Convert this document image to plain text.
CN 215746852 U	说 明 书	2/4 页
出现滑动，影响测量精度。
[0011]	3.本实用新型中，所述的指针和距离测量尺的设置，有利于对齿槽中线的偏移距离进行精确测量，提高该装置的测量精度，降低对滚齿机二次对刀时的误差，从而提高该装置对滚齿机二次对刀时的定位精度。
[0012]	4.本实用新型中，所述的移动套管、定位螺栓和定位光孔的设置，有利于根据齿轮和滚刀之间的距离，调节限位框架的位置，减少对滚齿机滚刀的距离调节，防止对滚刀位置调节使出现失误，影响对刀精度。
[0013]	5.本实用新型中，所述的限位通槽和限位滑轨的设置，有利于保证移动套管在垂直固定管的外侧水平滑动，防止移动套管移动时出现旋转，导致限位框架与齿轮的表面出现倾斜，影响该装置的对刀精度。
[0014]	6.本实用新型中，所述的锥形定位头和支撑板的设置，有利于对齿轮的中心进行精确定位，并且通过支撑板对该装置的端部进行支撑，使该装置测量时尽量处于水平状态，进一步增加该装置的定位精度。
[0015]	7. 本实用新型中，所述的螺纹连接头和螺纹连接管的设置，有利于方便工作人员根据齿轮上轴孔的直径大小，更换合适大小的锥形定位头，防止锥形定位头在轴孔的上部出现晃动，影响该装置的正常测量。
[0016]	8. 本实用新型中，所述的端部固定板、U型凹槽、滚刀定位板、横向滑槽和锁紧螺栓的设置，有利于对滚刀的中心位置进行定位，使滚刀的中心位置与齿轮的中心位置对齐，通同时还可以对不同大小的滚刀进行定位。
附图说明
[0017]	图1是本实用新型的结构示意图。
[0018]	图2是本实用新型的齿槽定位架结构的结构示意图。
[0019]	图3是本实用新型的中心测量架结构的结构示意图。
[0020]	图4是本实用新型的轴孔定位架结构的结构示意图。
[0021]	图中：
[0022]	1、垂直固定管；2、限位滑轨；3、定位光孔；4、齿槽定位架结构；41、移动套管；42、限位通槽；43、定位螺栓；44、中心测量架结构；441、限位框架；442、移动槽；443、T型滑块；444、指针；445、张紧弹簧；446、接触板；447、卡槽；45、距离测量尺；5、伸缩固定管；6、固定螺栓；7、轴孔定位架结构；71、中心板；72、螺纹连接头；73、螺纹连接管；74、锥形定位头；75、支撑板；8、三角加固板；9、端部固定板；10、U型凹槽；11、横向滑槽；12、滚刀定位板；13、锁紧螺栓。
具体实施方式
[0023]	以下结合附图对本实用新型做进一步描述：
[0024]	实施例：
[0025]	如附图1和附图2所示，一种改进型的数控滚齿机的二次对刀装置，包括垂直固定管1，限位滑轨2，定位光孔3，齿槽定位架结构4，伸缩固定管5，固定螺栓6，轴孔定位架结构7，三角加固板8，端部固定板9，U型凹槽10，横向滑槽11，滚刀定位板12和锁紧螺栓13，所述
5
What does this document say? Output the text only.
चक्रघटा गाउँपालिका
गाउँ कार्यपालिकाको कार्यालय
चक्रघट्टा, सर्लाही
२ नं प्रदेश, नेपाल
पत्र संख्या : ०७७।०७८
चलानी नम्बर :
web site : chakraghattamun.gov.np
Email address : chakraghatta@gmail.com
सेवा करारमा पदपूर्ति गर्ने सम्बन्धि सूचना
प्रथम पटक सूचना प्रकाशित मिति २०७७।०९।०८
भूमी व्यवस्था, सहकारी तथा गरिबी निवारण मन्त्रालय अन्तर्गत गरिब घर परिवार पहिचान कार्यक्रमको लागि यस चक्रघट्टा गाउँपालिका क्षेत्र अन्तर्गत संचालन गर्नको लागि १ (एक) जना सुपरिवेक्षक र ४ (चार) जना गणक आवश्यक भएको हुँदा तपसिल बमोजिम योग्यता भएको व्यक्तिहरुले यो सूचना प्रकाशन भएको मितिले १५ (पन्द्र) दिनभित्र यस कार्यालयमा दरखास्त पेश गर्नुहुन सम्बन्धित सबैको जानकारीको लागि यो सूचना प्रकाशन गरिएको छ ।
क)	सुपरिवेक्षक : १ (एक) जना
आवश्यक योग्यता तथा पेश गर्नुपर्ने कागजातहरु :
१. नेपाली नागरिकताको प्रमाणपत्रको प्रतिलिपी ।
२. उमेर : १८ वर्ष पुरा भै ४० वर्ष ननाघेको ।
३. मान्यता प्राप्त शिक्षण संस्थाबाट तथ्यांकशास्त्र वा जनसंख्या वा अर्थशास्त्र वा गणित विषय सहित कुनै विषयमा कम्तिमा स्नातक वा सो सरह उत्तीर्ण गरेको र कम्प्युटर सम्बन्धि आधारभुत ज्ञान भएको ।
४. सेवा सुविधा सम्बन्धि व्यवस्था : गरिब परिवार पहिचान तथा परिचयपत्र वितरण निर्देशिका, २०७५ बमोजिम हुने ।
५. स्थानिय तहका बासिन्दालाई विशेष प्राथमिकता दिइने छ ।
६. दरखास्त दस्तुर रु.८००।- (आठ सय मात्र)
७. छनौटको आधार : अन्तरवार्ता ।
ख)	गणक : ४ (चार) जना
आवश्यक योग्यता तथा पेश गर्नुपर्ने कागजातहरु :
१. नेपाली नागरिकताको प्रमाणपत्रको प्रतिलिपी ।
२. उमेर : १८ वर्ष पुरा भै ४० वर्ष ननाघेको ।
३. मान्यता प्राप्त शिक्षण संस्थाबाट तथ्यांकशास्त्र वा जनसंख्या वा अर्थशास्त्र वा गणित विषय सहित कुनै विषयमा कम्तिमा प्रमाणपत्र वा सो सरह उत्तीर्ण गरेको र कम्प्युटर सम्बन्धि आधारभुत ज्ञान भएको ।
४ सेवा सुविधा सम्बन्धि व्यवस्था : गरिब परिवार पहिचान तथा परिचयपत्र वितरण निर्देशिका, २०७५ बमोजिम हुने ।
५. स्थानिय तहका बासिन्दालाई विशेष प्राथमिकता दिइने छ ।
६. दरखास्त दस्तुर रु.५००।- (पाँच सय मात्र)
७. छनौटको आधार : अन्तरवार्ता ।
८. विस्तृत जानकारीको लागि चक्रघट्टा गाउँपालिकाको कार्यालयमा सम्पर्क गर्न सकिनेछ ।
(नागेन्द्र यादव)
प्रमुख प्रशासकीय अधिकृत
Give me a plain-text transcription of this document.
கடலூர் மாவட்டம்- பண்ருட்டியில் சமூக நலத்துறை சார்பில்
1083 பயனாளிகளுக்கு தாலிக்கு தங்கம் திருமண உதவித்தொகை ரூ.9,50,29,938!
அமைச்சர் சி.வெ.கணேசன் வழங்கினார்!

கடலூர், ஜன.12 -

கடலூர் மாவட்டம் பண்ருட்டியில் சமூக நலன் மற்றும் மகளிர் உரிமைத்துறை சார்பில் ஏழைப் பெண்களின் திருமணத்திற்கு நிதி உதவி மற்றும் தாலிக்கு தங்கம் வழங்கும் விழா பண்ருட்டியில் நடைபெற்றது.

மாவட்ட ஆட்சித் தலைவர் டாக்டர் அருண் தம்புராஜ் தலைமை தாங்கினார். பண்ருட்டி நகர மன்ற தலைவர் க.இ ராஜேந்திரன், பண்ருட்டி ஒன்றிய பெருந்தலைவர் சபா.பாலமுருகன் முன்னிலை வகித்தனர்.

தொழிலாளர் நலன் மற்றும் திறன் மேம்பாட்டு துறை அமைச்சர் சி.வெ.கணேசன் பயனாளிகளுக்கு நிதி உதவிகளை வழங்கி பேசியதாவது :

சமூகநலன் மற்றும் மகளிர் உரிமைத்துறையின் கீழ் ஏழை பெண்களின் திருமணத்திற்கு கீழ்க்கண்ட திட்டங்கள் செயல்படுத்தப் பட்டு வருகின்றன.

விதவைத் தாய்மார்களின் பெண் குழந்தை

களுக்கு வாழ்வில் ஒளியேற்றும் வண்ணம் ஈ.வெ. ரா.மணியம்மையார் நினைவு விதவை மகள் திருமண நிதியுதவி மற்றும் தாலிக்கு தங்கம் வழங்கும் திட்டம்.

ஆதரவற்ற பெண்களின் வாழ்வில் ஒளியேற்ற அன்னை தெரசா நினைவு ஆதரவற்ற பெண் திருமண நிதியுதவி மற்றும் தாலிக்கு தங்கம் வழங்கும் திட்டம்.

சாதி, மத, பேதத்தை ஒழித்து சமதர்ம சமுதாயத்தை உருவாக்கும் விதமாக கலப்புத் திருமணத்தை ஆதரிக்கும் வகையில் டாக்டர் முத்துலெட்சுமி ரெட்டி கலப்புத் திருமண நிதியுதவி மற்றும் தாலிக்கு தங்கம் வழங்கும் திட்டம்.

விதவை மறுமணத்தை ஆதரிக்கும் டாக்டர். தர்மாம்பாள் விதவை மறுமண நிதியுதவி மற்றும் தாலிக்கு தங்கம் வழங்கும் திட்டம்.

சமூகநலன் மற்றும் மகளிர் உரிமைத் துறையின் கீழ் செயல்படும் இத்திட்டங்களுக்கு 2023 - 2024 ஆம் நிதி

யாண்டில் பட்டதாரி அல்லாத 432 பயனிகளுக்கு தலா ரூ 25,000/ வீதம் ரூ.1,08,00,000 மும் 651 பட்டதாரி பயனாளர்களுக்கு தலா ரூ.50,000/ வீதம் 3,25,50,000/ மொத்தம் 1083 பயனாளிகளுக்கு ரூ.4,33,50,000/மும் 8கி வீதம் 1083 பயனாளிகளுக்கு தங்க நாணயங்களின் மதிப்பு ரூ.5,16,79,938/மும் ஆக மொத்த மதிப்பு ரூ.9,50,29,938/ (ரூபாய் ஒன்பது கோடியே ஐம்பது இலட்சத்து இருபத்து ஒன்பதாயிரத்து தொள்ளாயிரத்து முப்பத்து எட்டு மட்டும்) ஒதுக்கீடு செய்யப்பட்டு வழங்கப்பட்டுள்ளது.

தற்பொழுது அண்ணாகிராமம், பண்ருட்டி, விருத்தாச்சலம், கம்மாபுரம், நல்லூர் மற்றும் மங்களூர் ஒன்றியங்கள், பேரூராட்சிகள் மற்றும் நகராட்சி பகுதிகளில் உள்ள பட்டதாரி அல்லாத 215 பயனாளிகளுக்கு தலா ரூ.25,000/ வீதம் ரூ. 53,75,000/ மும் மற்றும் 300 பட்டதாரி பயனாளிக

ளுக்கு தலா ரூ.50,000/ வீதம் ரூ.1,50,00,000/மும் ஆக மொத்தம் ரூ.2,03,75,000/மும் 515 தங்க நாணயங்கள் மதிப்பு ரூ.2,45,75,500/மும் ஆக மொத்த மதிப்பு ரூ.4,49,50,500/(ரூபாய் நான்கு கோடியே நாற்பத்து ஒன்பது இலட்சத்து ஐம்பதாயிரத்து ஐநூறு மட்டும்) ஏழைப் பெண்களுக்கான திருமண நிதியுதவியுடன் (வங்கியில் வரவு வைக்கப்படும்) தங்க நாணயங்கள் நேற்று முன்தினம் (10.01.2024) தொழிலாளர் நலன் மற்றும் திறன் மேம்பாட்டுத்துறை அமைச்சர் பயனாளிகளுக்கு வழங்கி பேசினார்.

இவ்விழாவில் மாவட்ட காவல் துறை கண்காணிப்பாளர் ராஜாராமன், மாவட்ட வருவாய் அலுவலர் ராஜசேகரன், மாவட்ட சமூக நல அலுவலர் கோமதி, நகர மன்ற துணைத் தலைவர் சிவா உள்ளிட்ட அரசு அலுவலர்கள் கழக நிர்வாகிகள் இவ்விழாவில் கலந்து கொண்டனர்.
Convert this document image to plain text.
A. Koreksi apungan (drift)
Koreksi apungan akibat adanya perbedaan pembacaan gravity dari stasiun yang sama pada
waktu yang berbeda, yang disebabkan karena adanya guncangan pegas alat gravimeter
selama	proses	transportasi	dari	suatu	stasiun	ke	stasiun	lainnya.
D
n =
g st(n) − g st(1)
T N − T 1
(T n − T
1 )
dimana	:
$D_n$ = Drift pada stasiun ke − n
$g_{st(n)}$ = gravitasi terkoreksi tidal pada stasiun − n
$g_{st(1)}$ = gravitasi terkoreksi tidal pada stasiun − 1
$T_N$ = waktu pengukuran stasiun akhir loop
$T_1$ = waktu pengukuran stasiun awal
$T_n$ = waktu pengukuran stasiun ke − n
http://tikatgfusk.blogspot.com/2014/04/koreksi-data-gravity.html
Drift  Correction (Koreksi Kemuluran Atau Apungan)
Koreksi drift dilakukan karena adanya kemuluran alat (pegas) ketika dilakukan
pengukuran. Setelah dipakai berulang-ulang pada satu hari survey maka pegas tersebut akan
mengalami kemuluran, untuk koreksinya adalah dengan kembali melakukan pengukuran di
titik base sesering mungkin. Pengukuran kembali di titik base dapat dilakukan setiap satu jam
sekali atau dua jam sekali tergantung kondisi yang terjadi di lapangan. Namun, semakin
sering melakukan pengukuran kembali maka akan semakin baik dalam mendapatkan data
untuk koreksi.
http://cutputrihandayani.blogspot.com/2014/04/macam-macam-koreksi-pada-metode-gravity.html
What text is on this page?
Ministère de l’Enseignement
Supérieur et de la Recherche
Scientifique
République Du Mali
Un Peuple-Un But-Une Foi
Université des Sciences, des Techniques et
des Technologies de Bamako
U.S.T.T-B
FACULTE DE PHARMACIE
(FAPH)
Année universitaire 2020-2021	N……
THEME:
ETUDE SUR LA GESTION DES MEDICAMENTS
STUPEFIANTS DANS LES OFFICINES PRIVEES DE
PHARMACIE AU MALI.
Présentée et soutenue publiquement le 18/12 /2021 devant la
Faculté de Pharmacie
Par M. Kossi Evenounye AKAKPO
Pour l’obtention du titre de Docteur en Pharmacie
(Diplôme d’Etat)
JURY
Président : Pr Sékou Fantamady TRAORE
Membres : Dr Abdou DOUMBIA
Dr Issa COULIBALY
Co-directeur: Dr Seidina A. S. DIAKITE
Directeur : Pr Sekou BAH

Exercise task: Using the records above, pull out each line where the word "this" occurs.

Completed exercise:
Convert this document image to plain text.
What does this document say? Output the text only.
Give me a plain-text transcription of this document.
Convert this document image to plain text.
What text is on this page?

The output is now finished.